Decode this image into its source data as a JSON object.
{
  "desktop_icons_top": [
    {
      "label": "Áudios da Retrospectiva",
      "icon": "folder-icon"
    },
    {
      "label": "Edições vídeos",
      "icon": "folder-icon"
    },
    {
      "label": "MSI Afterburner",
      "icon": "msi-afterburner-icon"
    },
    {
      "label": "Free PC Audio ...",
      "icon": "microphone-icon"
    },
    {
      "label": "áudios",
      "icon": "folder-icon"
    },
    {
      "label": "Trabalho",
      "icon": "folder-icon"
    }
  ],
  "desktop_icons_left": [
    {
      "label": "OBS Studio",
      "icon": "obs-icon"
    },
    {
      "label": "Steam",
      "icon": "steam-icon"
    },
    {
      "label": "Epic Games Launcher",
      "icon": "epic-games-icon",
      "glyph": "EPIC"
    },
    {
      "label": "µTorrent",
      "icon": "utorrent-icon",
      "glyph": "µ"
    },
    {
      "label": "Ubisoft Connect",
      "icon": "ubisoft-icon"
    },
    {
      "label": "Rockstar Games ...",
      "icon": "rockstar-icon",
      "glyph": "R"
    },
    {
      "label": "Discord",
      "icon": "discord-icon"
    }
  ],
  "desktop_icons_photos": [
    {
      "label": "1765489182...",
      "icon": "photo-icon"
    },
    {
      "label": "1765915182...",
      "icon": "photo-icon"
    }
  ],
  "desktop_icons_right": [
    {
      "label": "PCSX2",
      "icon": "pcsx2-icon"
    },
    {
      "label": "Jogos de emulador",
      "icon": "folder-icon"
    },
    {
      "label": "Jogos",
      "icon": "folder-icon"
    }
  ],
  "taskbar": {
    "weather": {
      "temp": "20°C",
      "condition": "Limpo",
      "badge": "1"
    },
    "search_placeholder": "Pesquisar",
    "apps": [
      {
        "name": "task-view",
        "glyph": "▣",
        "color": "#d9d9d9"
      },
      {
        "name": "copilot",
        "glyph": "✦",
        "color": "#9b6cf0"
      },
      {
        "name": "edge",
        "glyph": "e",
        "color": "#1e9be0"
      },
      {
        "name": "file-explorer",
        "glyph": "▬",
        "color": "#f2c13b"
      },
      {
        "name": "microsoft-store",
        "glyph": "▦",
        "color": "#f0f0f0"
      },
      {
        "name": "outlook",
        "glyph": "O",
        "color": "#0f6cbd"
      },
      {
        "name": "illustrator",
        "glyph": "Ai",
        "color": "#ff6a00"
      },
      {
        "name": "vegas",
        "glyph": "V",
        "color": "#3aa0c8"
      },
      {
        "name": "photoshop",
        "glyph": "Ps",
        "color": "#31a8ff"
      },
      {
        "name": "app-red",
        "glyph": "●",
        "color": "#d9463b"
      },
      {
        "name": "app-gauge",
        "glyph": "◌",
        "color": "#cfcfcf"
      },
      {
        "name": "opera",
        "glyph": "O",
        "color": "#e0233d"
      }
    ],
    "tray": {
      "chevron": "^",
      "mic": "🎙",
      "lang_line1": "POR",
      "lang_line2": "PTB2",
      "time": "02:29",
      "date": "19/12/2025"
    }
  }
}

What this task involves » Filter the entries and copy out every line with the word "name".

Output below »
        "name": "task-view",
        "name": "copilot",
        "name": "edge",
        "name": "file-explorer",
        "name": "microsoft-store",
        "name": "outlook",
        "name": "illustrator",
        "name": "vegas",
        "name": "photoshop",
        "name": "app-red",
        "name": "app-gauge",
        "name": "opera",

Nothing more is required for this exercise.